## Begin Records

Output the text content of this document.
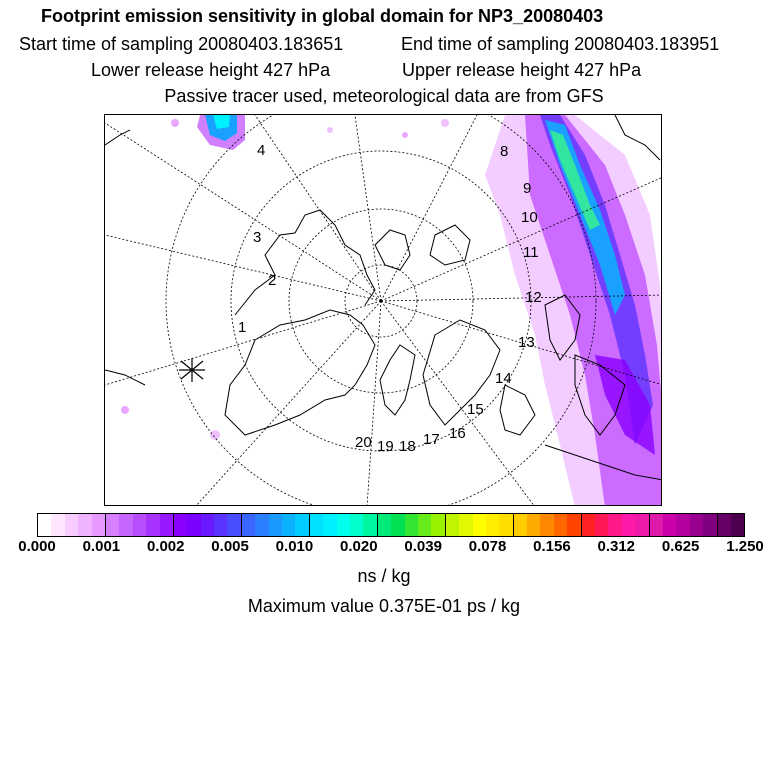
Footprint emission sensitivity in global domain for NP3_20080403
Start time of sampling 20080403.183651	End time of sampling 20080403.183951
Lower release height 427 hPa	Upper release height 427 hPa
Passive tracer used, meteorological data are from GFS
1
2
3
4	8
9
10
11
12
13
14
15
16
17
18
19
20
0.000 0.001 0.002 0.005 0.010 0.020 0.039 0.078 0.156 0.312 0.625 1.250
ns / kg
Maximum value 0.375E-01 ps / kg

## End Records

In your copy of the records, include no pictures; repeat everything else exactly.

Output the text content of this document.
Footprint emission sensitivity in global domain for NP3_20080403
Start time of sampling 20080403.183651	End time of sampling 20080403.183951
Lower release height 427 hPa	Upper release height 427 hPa
Passive tracer used, meteorological data are from GFS
1
2
3
4	8
9
10
11
12
13
14
15
16
17
18
19
20
0.000 0.001 0.002 0.005 0.010 0.020 0.039 0.078 0.156 0.312 0.625 1.250
ns / kg
Maximum value 0.375E-01 ps / kg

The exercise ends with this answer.